SET PROBLEM:
Identify all lines in the listing that include the word "cannot", and copy them out.

RECORDS SUPPLIED:
☆ ☆ ☆
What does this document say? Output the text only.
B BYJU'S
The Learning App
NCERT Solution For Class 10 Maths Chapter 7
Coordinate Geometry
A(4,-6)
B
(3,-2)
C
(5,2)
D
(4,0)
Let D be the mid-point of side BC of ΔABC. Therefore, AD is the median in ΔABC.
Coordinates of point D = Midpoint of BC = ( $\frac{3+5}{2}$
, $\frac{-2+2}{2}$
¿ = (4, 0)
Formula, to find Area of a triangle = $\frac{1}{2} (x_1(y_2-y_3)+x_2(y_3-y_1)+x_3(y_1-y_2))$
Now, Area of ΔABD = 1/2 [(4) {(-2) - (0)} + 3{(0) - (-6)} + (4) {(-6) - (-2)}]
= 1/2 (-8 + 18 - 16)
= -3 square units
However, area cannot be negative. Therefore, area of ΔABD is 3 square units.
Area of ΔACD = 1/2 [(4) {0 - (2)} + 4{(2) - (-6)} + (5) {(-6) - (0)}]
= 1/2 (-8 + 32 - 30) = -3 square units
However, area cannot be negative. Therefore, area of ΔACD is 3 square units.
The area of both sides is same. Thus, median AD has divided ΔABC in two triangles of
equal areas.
☆ ☆ ☆
IN RESPONSE:
However, area cannot be negative. Therefore, area of ΔABD is 3 square units.
However, area cannot be negative. Therefore, area of ΔACD is 3 square units.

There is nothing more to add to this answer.